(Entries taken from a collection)
------------------------------------------------
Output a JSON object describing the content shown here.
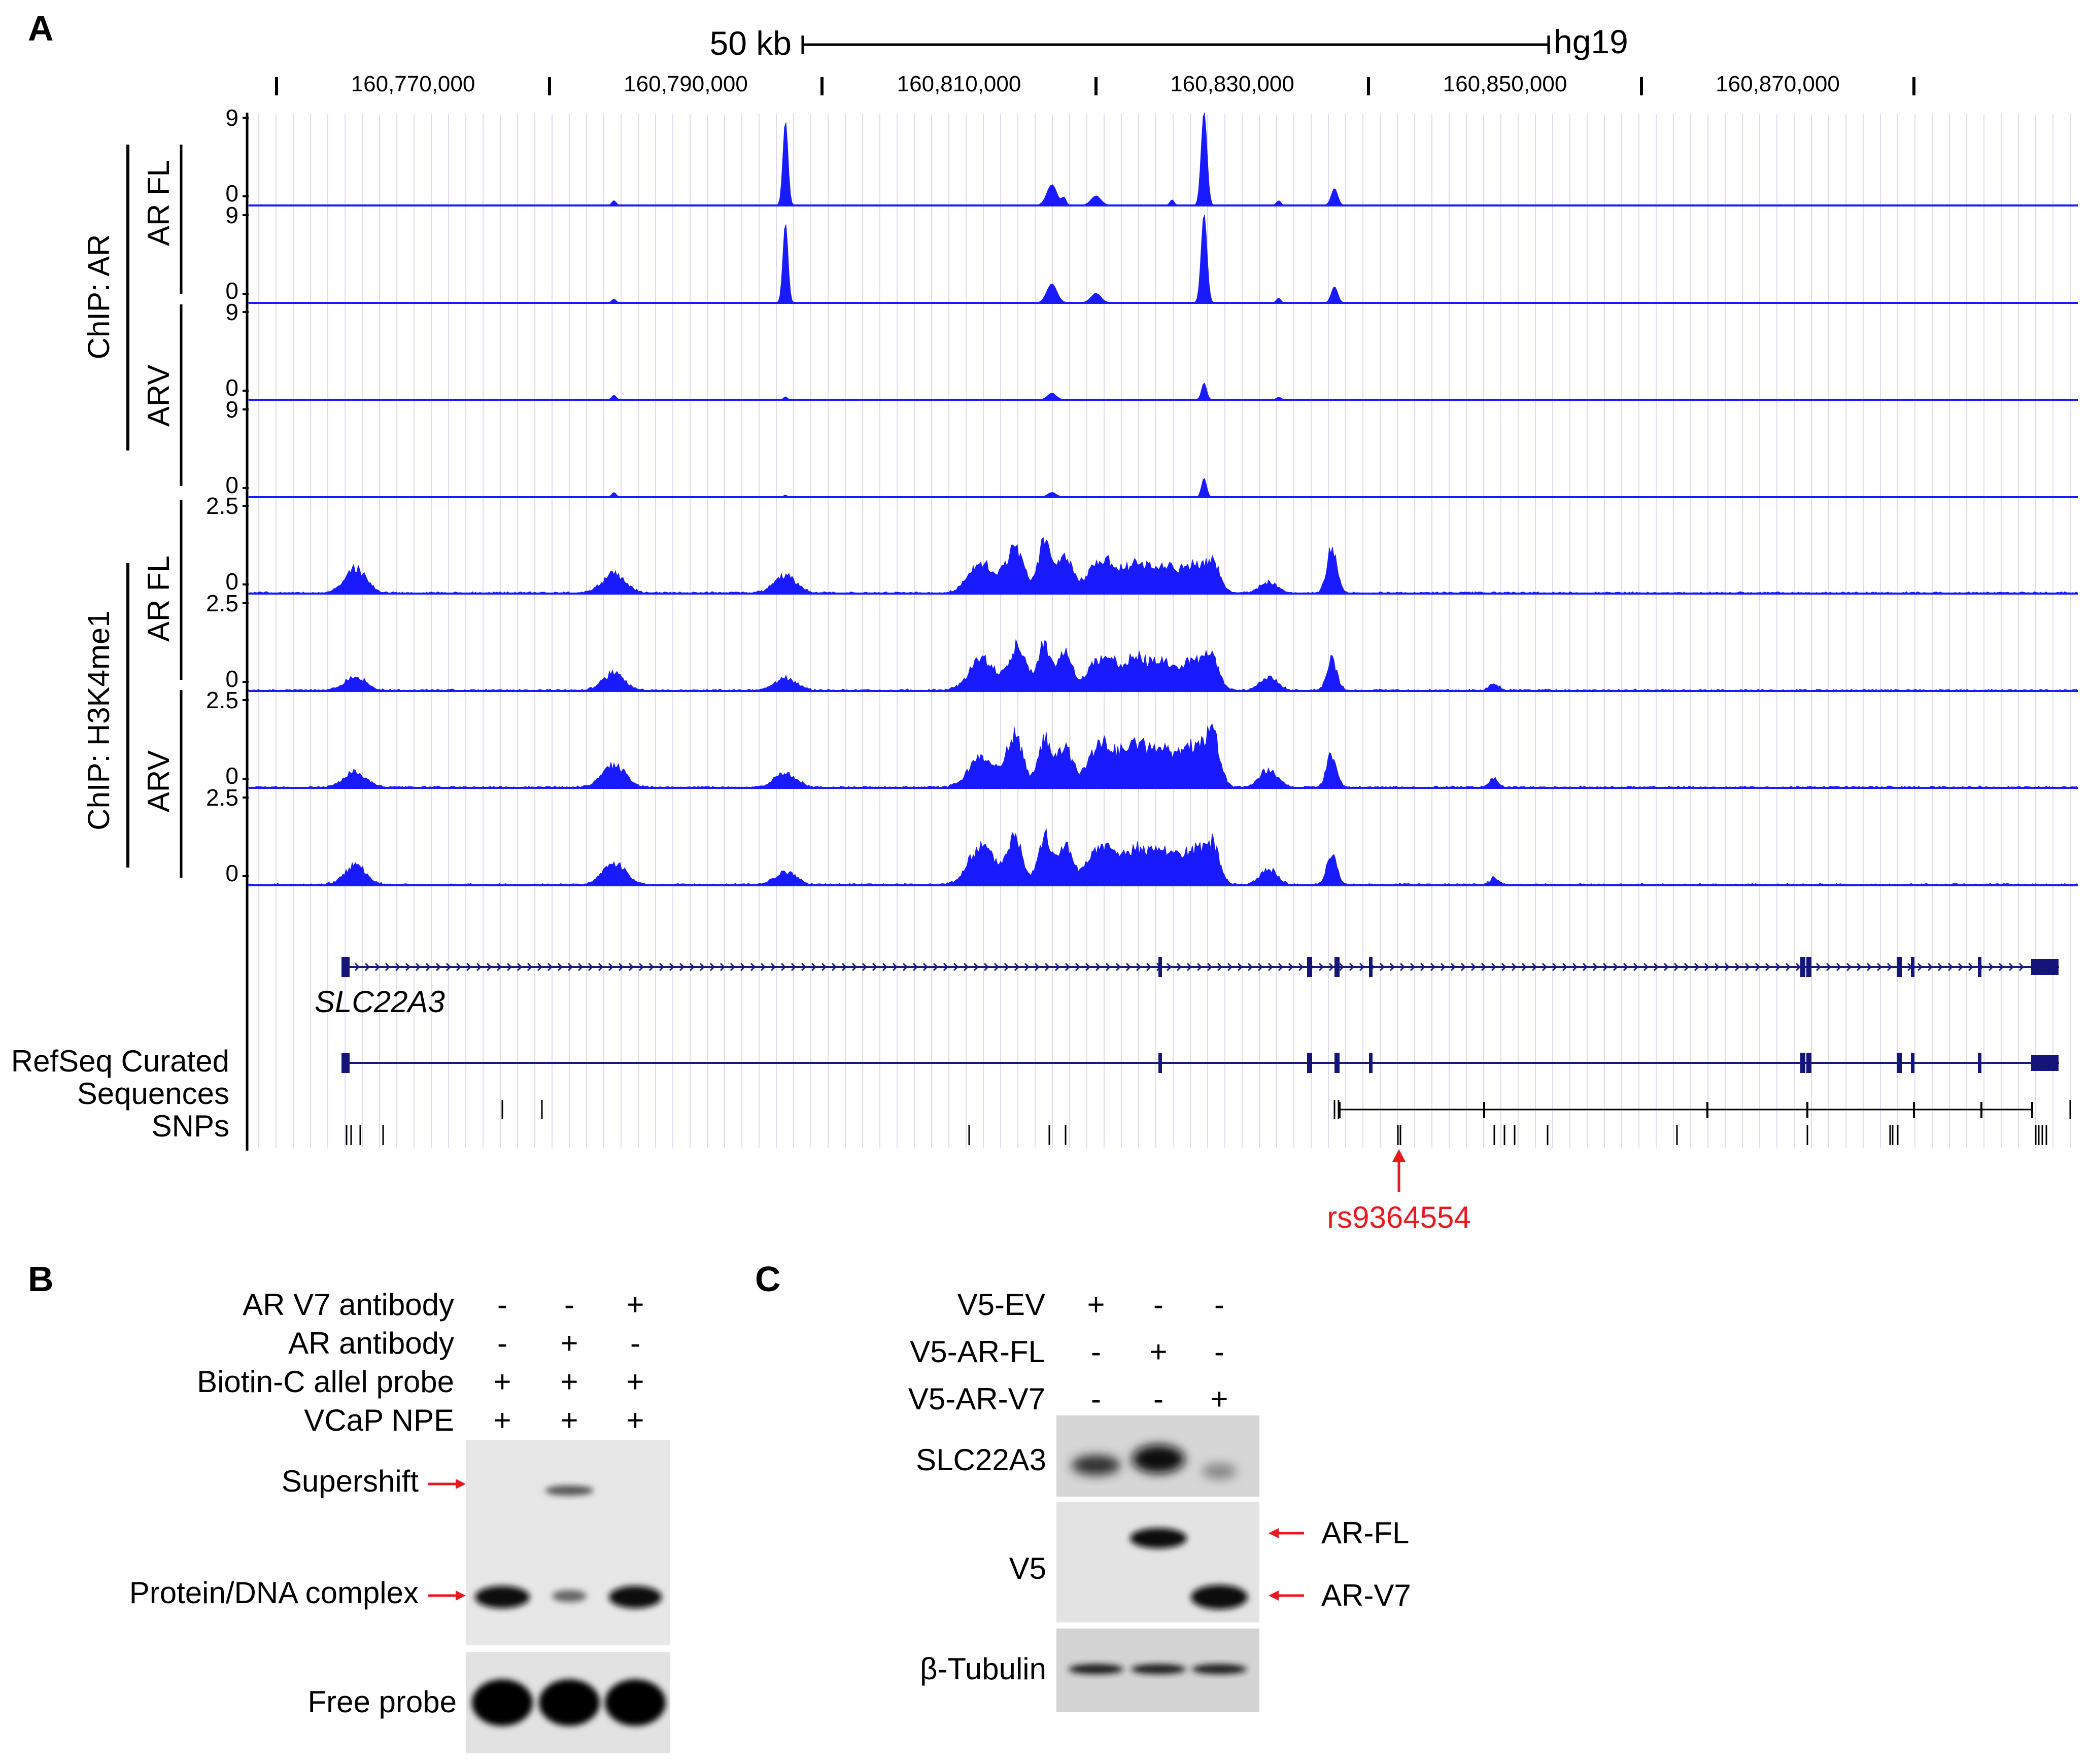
{
  "panel_a": {
    "label": "A",
    "scale_label": "50 kb",
    "assembly": "hg19",
    "coordinates": [
      "160,770,000",
      "160,790,000",
      "160,810,000",
      "160,830,000",
      "160,850,000",
      "160,870,000"
    ],
    "chip_ar_label": "ChIP: AR",
    "chip_h3k4me1_label": "ChIP: H3K4me1",
    "group_ar_fl": "AR FL",
    "group_arv": "ARV",
    "tracks": [
      {
        "ymax": "9",
        "ymin": "0"
      },
      {
        "ymax": "9",
        "ymin": "0"
      },
      {
        "ymax": "9",
        "ymin": "0"
      },
      {
        "ymax": "9",
        "ymin": "0"
      },
      {
        "ymax": "2.5",
        "ymin": "0"
      },
      {
        "ymax": "2.5",
        "ymin": "0"
      },
      {
        "ymax": "2.5",
        "ymin": "0"
      },
      {
        "ymax": "2.5",
        "ymin": "0"
      }
    ],
    "gene_name": "SLC22A3",
    "refseq_line1": "RefSeq Curated",
    "refseq_line2": "Sequences",
    "snps_label": "SNPs",
    "snp_highlight": "rs9364554",
    "highlight_color": "#e8191e",
    "signal_color": "#1a1aff"
  },
  "panel_b": {
    "label": "B",
    "conditions": [
      {
        "name": "AR V7 antibody",
        "lanes": [
          "-",
          "-",
          "+"
        ]
      },
      {
        "name": "AR antibody",
        "lanes": [
          "-",
          "+",
          "-"
        ]
      },
      {
        "name": "Biotin-C allel probe",
        "lanes": [
          "+",
          "+",
          "+"
        ]
      },
      {
        "name": "VCaP NPE",
        "lanes": [
          "+",
          "+",
          "+"
        ]
      }
    ],
    "band_labels": {
      "supershift": "Supershift",
      "complex": "Protein/DNA complex",
      "free": "Free probe"
    }
  },
  "panel_c": {
    "label": "C",
    "conditions": [
      {
        "name": "V5-EV",
        "lanes": [
          "+",
          "-",
          "-"
        ]
      },
      {
        "name": "V5-AR-FL",
        "lanes": [
          "-",
          "+",
          "-"
        ]
      },
      {
        "name": "V5-AR-V7",
        "lanes": [
          "-",
          "-",
          "+"
        ]
      }
    ],
    "blots": [
      "SLC22A3",
      "V5",
      "β-Tubulin"
    ],
    "arrow_labels": [
      "AR-FL",
      "AR-V7"
    ]
  }
}
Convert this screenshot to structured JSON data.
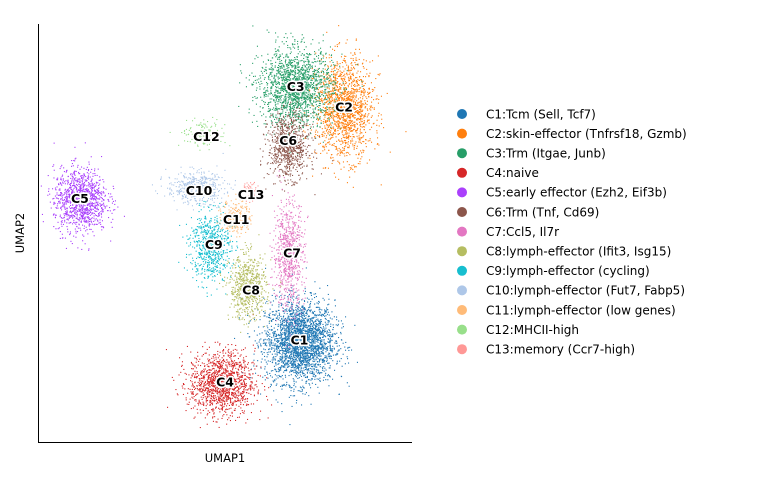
{
  "chart_data": {
    "type": "scatter",
    "title": "",
    "xlabel": "UMAP1",
    "ylabel": "UMAP2",
    "xlim": [
      0,
      100
    ],
    "ylim": [
      0,
      100
    ],
    "ticks": false,
    "grid": false,
    "legend_position": "right",
    "clusters": [
      {
        "id": "C1",
        "name": "C1:Tcm (Sell, Tcf7)",
        "color": "#1f77b4",
        "center": [
          70,
          24
        ],
        "spread": [
          8.5,
          9
        ],
        "count": 2600
      },
      {
        "id": "C2",
        "name": "C2:skin-effector (Tnfrsf18, Gzmb)",
        "color": "#ff7f0e",
        "center": [
          82,
          80
        ],
        "spread": [
          7,
          11
        ],
        "count": 1500
      },
      {
        "id": "C3",
        "name": "C3:Trm (Itgae, Junb)",
        "color": "#279e68",
        "center": [
          69,
          85
        ],
        "spread": [
          9,
          8.5
        ],
        "count": 1700
      },
      {
        "id": "C4",
        "name": "C4:naive",
        "color": "#d62728",
        "center": [
          49,
          14
        ],
        "spread": [
          8,
          7
        ],
        "count": 1300
      },
      {
        "id": "C5",
        "name": "C5:early effector (Ezh2, Eif3b)",
        "color": "#aa40fc",
        "center": [
          11,
          58
        ],
        "spread": [
          6.5,
          7
        ],
        "count": 1100
      },
      {
        "id": "C6",
        "name": "C6:Trm (Tnf, Cd69)",
        "color": "#8c564b",
        "center": [
          67,
          71
        ],
        "spread": [
          5,
          7
        ],
        "count": 800
      },
      {
        "id": "C7",
        "name": "C7:Ccl5, Il7r",
        "color": "#e377c2",
        "center": [
          67,
          45
        ],
        "spread": [
          3.8,
          12
        ],
        "count": 700
      },
      {
        "id": "C8",
        "name": "C8:lymph-effector (Ifit3, Isg15)",
        "color": "#b5bd61",
        "center": [
          56,
          37
        ],
        "spread": [
          4.5,
          7
        ],
        "count": 650
      },
      {
        "id": "C9",
        "name": "C9:lymph-effector (cycling)",
        "color": "#17becf",
        "center": [
          46,
          47
        ],
        "spread": [
          5,
          7.5
        ],
        "count": 650
      },
      {
        "id": "C10",
        "name": "C10:lymph-effector (Fut7, Fabp5)",
        "color": "#aec7e8",
        "center": [
          42,
          61
        ],
        "spread": [
          7,
          3.5
        ],
        "count": 450
      },
      {
        "id": "C11",
        "name": "C11:lymph-effector (low genes)",
        "color": "#ffbb78",
        "center": [
          53,
          54
        ],
        "spread": [
          3.5,
          4
        ],
        "count": 220
      },
      {
        "id": "C12",
        "name": "C12:MHCII-high",
        "color": "#98df8a",
        "center": [
          44,
          74
        ],
        "spread": [
          5.5,
          3
        ],
        "count": 130
      },
      {
        "id": "C13",
        "name": "C13:memory (Ccr7-high)",
        "color": "#ff9896",
        "center": [
          57,
          60
        ],
        "spread": [
          2,
          2.2
        ],
        "count": 60
      }
    ],
    "annotations": [
      {
        "text": "C1",
        "x": 70,
        "y": 24
      },
      {
        "text": "C2",
        "x": 82,
        "y": 80
      },
      {
        "text": "C3",
        "x": 69,
        "y": 85
      },
      {
        "text": "C4",
        "x": 50,
        "y": 14
      },
      {
        "text": "C5",
        "x": 11,
        "y": 58
      },
      {
        "text": "C6",
        "x": 67,
        "y": 72
      },
      {
        "text": "C7",
        "x": 68,
        "y": 45
      },
      {
        "text": "C8",
        "x": 57,
        "y": 36
      },
      {
        "text": "C9",
        "x": 47,
        "y": 47
      },
      {
        "text": "C10",
        "x": 43,
        "y": 60
      },
      {
        "text": "C11",
        "x": 53,
        "y": 53
      },
      {
        "text": "C12",
        "x": 45,
        "y": 73
      },
      {
        "text": "C13",
        "x": 57,
        "y": 59
      }
    ]
  }
}
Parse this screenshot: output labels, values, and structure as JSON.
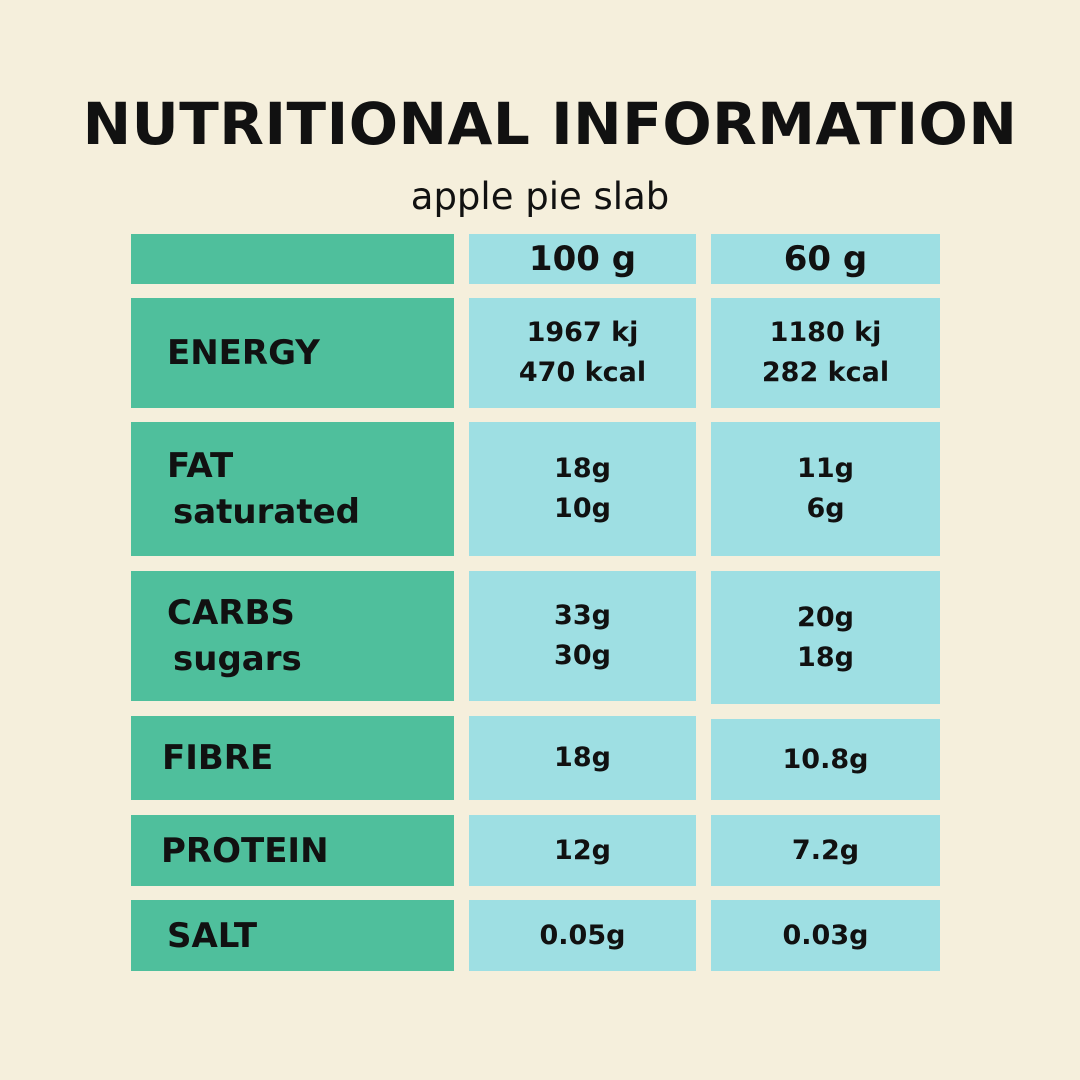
{
  "header": {
    "title": "NUTRITIONAL INFORMATION",
    "subtitle": "apple pie slab"
  },
  "table": {
    "columns": [
      "100 g",
      "60 g"
    ],
    "rows": [
      {
        "label": "ENERGY",
        "sublabel": "",
        "col1": [
          "1967 kj",
          "470 kcal"
        ],
        "col2": [
          "1180 kj",
          "282 kcal"
        ]
      },
      {
        "label": "FAT",
        "sublabel": "saturated",
        "col1": [
          "18g",
          "10g"
        ],
        "col2": [
          "11g",
          "6g"
        ]
      },
      {
        "label": "CARBS",
        "sublabel": "sugars",
        "col1": [
          "33g",
          "30g"
        ],
        "col2": [
          "20g",
          "18g"
        ]
      },
      {
        "label": "FIBRE",
        "sublabel": "",
        "col1": [
          "18g"
        ],
        "col2": [
          "10.8g"
        ]
      },
      {
        "label": "PROTEIN",
        "sublabel": "",
        "col1": [
          "12g"
        ],
        "col2": [
          "7.2g"
        ]
      },
      {
        "label": "SALT",
        "sublabel": "",
        "col1": [
          "0.05g"
        ],
        "col2": [
          "0.03g"
        ]
      }
    ]
  },
  "colors": {
    "background": "#F5EFDC",
    "label_cell": "#4FBF9C",
    "value_cell": "#9EDFE3",
    "text": "#111111"
  }
}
------------------------------------------------
**What to produce:** The answer should match the data above word for word, with no pictures in it.

**Task response:**
Output a JSON object describing the content shown here.
{
  "panel_a": {
    "label": "A",
    "scale_label": "50 kb",
    "assembly": "hg19",
    "coordinates": [
      "160,770,000",
      "160,790,000",
      "160,810,000",
      "160,830,000",
      "160,850,000",
      "160,870,000"
    ],
    "chip_ar_label": "ChIP: AR",
    "chip_h3k4me1_label": "ChIP: H3K4me1",
    "group_ar_fl": "AR FL",
    "group_arv": "ARV",
    "tracks": [
      {
        "ymax": "9",
        "ymin": "0"
      },
      {
        "ymax": "9",
        "ymin": "0"
      },
      {
        "ymax": "9",
        "ymin": "0"
      },
      {
        "ymax": "9",
        "ymin": "0"
      },
      {
        "ymax": "2.5",
        "ymin": "0"
      },
      {
        "ymax": "2.5",
        "ymin": "0"
      },
      {
        "ymax": "2.5",
        "ymin": "0"
      },
      {
        "ymax": "2.5",
        "ymin": "0"
      }
    ],
    "gene_name": "SLC22A3",
    "refseq_line1": "RefSeq Curated",
    "refseq_line2": "Sequences",
    "snps_label": "SNPs",
    "snp_highlight": "rs9364554",
    "highlight_color": "#e8191e",
    "signal_color": "#1a1aff"
  },
  "panel_b": {
    "label": "B",
    "conditions": [
      {
        "name": "AR V7 antibody",
        "lanes": [
          "-",
          "-",
          "+"
        ]
      },
      {
        "name": "AR antibody",
        "lanes": [
          "-",
          "+",
          "-"
        ]
      },
      {
        "name": "Biotin-C allel probe",
        "lanes": [
          "+",
          "+",
          "+"
        ]
      },
      {
        "name": "VCaP NPE",
        "lanes": [
          "+",
          "+",
          "+"
        ]
      }
    ],
    "band_labels": {
      "supershift": "Supershift",
      "complex": "Protein/DNA complex",
      "free": "Free probe"
    }
  },
  "panel_c": {
    "label": "C",
    "conditions": [
      {
        "name": "V5-EV",
        "lanes": [
          "+",
          "-",
          "-"
        ]
      },
      {
        "name": "V5-AR-FL",
        "lanes": [
          "-",
          "+",
          "-"
        ]
      },
      {
        "name": "V5-AR-V7",
        "lanes": [
          "-",
          "-",
          "+"
        ]
      }
    ],
    "blots": [
      "SLC22A3",
      "V5",
      "β-Tubulin"
    ],
    "arrow_labels": [
      "AR-FL",
      "AR-V7"
    ]
  }
}
Convert this screenshot to structured JSON data.
{
  "chart_data": {
    "type": "scatter",
    "title": "",
    "xlabel": "UMAP1",
    "ylabel": "UMAP2",
    "xlim": [
      0,
      100
    ],
    "ylim": [
      0,
      100
    ],
    "ticks": false,
    "grid": false,
    "legend_position": "right",
    "clusters": [
      {
        "id": "C1",
        "name": "C1:Tcm (Sell, Tcf7)",
        "color": "#1f77b4",
        "center": [
          70,
          24
        ],
        "spread": [
          8.5,
          9
        ],
        "count": 2600
      },
      {
        "id": "C2",
        "name": "C2:skin-effector (Tnfrsf18, Gzmb)",
        "color": "#ff7f0e",
        "center": [
          82,
          80
        ],
        "spread": [
          7,
          11
        ],
        "count": 1500
      },
      {
        "id": "C3",
        "name": "C3:Trm (Itgae, Junb)",
        "color": "#279e68",
        "center": [
          69,
          85
        ],
        "spread": [
          9,
          8.5
        ],
        "count": 1700
      },
      {
        "id": "C4",
        "name": "C4:naive",
        "color": "#d62728",
        "center": [
          49,
          14
        ],
        "spread": [
          8,
          7
        ],
        "count": 1300
      },
      {
        "id": "C5",
        "name": "C5:early effector (Ezh2, Eif3b)",
        "color": "#aa40fc",
        "center": [
          11,
          58
        ],
        "spread": [
          6.5,
          7
        ],
        "count": 1100
      },
      {
        "id": "C6",
        "name": "C6:Trm (Tnf, Cd69)",
        "color": "#8c564b",
        "center": [
          67,
          71
        ],
        "spread": [
          5,
          7
        ],
        "count": 800
      },
      {
        "id": "C7",
        "name": "C7:Ccl5, Il7r",
        "color": "#e377c2",
        "center": [
          67,
          45
        ],
        "spread": [
          3.8,
          12
        ],
        "count": 700
      },
      {
        "id": "C8",
        "name": "C8:lymph-effector (Ifit3, Isg15)",
        "color": "#b5bd61",
        "center": [
          56,
          37
        ],
        "spread": [
          4.5,
          7
        ],
        "count": 650
      },
      {
        "id": "C9",
        "name": "C9:lymph-effector (cycling)",
        "color": "#17becf",
        "center": [
          46,
          47
        ],
        "spread": [
          5,
          7.5
        ],
        "count": 650
      },
      {
        "id": "C10",
        "name": "C10:lymph-effector (Fut7, Fabp5)",
        "color": "#aec7e8",
        "center": [
          42,
          61
        ],
        "spread": [
          7,
          3.5
        ],
        "count": 450
      },
      {
        "id": "C11",
        "name": "C11:lymph-effector (low genes)",
        "color": "#ffbb78",
        "center": [
          53,
          54
        ],
        "spread": [
          3.5,
          4
        ],
        "count": 220
      },
      {
        "id": "C12",
        "name": "C12:MHCII-high",
        "color": "#98df8a",
        "center": [
          44,
          74
        ],
        "spread": [
          5.5,
          3
        ],
        "count": 130
      },
      {
        "id": "C13",
        "name": "C13:memory (Ccr7-high)",
        "color": "#ff9896",
        "center": [
          57,
          60
        ],
        "spread": [
          2,
          2.2
        ],
        "count": 60
      }
    ],
    "annotations": [
      {
        "text": "C1",
        "x": 70,
        "y": 24
      },
      {
        "text": "C2",
        "x": 82,
        "y": 80
      },
      {
        "text": "C3",
        "x": 69,
        "y": 85
      },
      {
        "text": "C4",
        "x": 50,
        "y": 14
      },
      {
        "text": "C5",
        "x": 11,
        "y": 58
      },
      {
        "text": "C6",
        "x": 67,
        "y": 72
      },
      {
        "text": "C7",
        "x": 68,
        "y": 45
      },
      {
        "text": "C8",
        "x": 57,
        "y": 36
      },
      {
        "text": "C9",
        "x": 47,
        "y": 47
      },
      {
        "text": "C10",
        "x": 43,
        "y": 60
      },
      {
        "text": "C11",
        "x": 53,
        "y": 53
      },
      {
        "text": "C12",
        "x": 45,
        "y": 73
      },
      {
        "text": "C13",
        "x": 57,
        "y": 59
      }
    ]
  }
}
Parse this screenshot: output labels, values, and structure as JSON.
{
  "header": {
    "title": "NUTRITIONAL INFORMATION",
    "subtitle": "apple pie slab"
  },
  "table": {
    "columns": [
      "100 g",
      "60 g"
    ],
    "rows": [
      {
        "label": "ENERGY",
        "sublabel": "",
        "col1": [
          "1967 kj",
          "470 kcal"
        ],
        "col2": [
          "1180 kj",
          "282 kcal"
        ]
      },
      {
        "label": "FAT",
        "sublabel": "saturated",
        "col1": [
          "18g",
          "10g"
        ],
        "col2": [
          "11g",
          "6g"
        ]
      },
      {
        "label": "CARBS",
        "sublabel": "sugars",
        "col1": [
          "33g",
          "30g"
        ],
        "col2": [
          "20g",
          "18g"
        ]
      },
      {
        "label": "FIBRE",
        "sublabel": "",
        "col1": [
          "18g"
        ],
        "col2": [
          "10.8g"
        ]
      },
      {
        "label": "PROTEIN",
        "sublabel": "",
        "col1": [
          "12g"
        ],
        "col2": [
          "7.2g"
        ]
      },
      {
        "label": "SALT",
        "sublabel": "",
        "col1": [
          "0.05g"
        ],
        "col2": [
          "0.03g"
        ]
      }
    ]
  },
  "colors": {
    "background": "#F5EFDC",
    "label_cell": "#4FBF9C",
    "value_cell": "#9EDFE3",
    "text": "#111111"
  }
}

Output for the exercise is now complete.